* _Directions_
Restate each line of the listing exactly, without carrying over any pictures.
○ ○ ○
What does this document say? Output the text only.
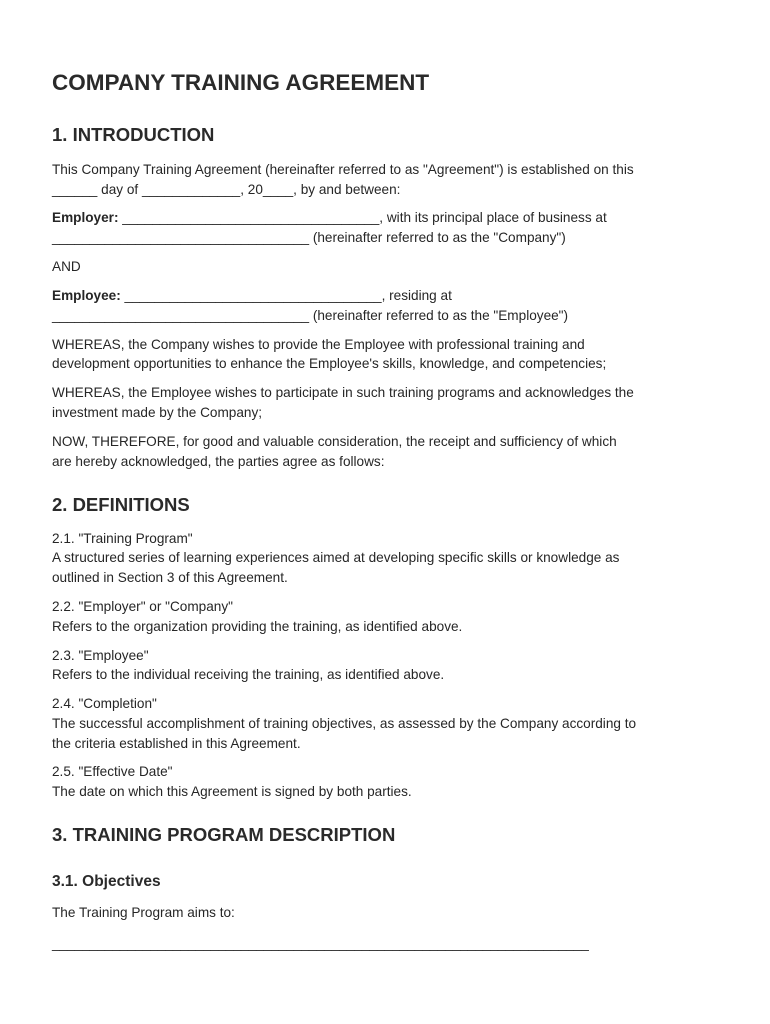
COMPANY TRAINING AGREEMENT
1. INTRODUCTION
This Company Training Agreement (hereinafter referred to as "Agreement") is established on this
______ day of _____________, 20____, by and between:
Employer: __________________________________, with its principal place of business at
__________________________________ (hereinafter referred to as the "Company")
AND
Employee: __________________________________, residing at
__________________________________ (hereinafter referred to as the "Employee")
WHEREAS, the Company wishes to provide the Employee with professional training and
development opportunities to enhance the Employee's skills, knowledge, and competencies;
WHEREAS, the Employee wishes to participate in such training programs and acknowledges the
investment made by the Company;
NOW, THEREFORE, for good and valuable consideration, the receipt and sufficiency of which
are hereby acknowledged, the parties agree as follows:
2. DEFINITIONS
2.1. "Training Program"
A structured series of learning experiences aimed at developing specific skills or knowledge as
outlined in Section 3 of this Agreement.
2.2. "Employer" or "Company"
Refers to the organization providing the training, as identified above.
2.3. "Employee"
Refers to the individual receiving the training, as identified above.
2.4. "Completion"
The successful accomplishment of training objectives, as assessed by the Company according to
the criteria established in this Agreement.
2.5. "Effective Date"
The date on which this Agreement is signed by both parties.
3. TRAINING PROGRAM DESCRIPTION
3.1. Objectives
The Training Program aims to:
_______________________________________________________________________
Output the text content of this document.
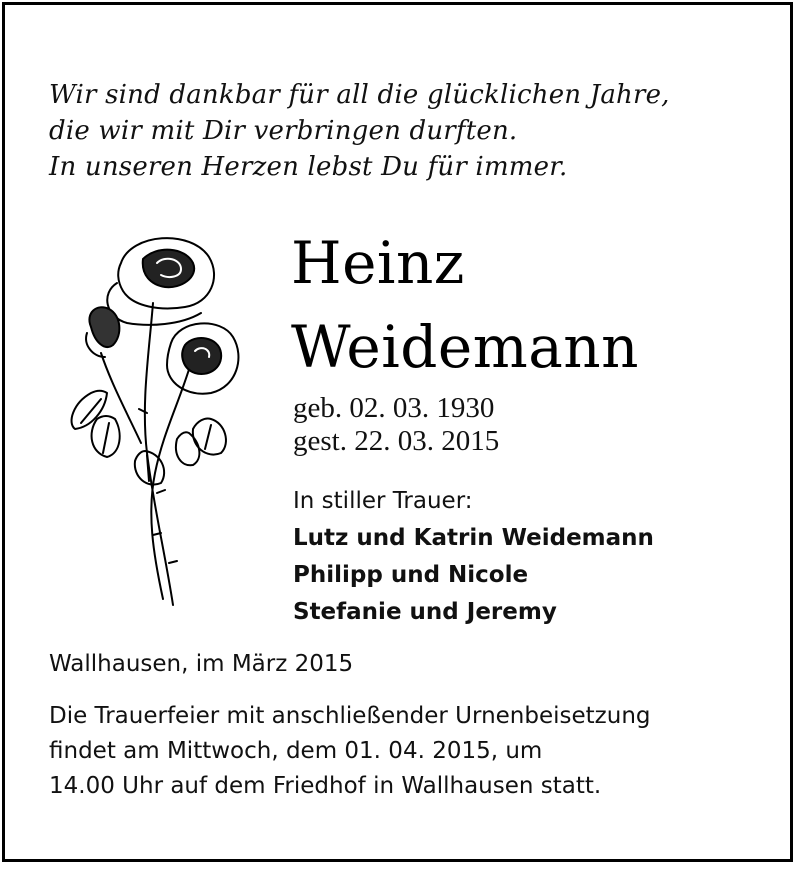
Wir sind dankbar für all die glücklichen Jahre,
die wir mit Dir verbringen durften.
In unseren Herzen lebst Du für immer.
Heinz
Weidemann
geb. 02. 03. 1930
gest. 22. 03. 2015
In stiller Trauer:
Lutz und Katrin Weidemann
Philipp und Nicole
Stefanie und Jeremy
Wallhausen, im März 2015
Die Trauerfeier mit anschließender Urnenbeisetzung
findet am Mittwoch, dem 01. 04. 2015, um
14.00 Uhr auf dem Friedhof in Wallhausen statt.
○ ○ ○
* _Correct output_
What does this document say? Output the text only.
COMPANY TRAINING AGREEMENT
1. INTRODUCTION
This Company Training Agreement (hereinafter referred to as "Agreement") is established on this
______ day of _____________, 20____, by and between:
Employer: __________________________________, with its principal place of business at
__________________________________ (hereinafter referred to as the "Company")
AND
Employee: __________________________________, residing at
__________________________________ (hereinafter referred to as the "Employee")
WHEREAS, the Company wishes to provide the Employee with professional training and
development opportunities to enhance the Employee's skills, knowledge, and competencies;
WHEREAS, the Employee wishes to participate in such training programs and acknowledges the
investment made by the Company;
NOW, THEREFORE, for good and valuable consideration, the receipt and sufficiency of which
are hereby acknowledged, the parties agree as follows:
2. DEFINITIONS
2.1. "Training Program"
A structured series of learning experiences aimed at developing specific skills or knowledge as
outlined in Section 3 of this Agreement.
2.2. "Employer" or "Company"
Refers to the organization providing the training, as identified above.
2.3. "Employee"
Refers to the individual receiving the training, as identified above.
2.4. "Completion"
The successful accomplishment of training objectives, as assessed by the Company according to
the criteria established in this Agreement.
2.5. "Effective Date"
The date on which this Agreement is signed by both parties.
3. TRAINING PROGRAM DESCRIPTION
3.1. Objectives
The Training Program aims to:
_______________________________________________________________________
Output the text content of this document.
Wir sind dankbar für all die glücklichen Jahre,
die wir mit Dir verbringen durften.
In unseren Herzen lebst Du für immer.
Heinz
Weidemann
geb. 02. 03. 1930
gest. 22. 03. 2015
In stiller Trauer:
Lutz und Katrin Weidemann
Philipp und Nicole
Stefanie und Jeremy
Wallhausen, im März 2015
Die Trauerfeier mit anschließender Urnenbeisetzung
findet am Mittwoch, dem 01. 04. 2015, um
14.00 Uhr auf dem Friedhof in Wallhausen statt.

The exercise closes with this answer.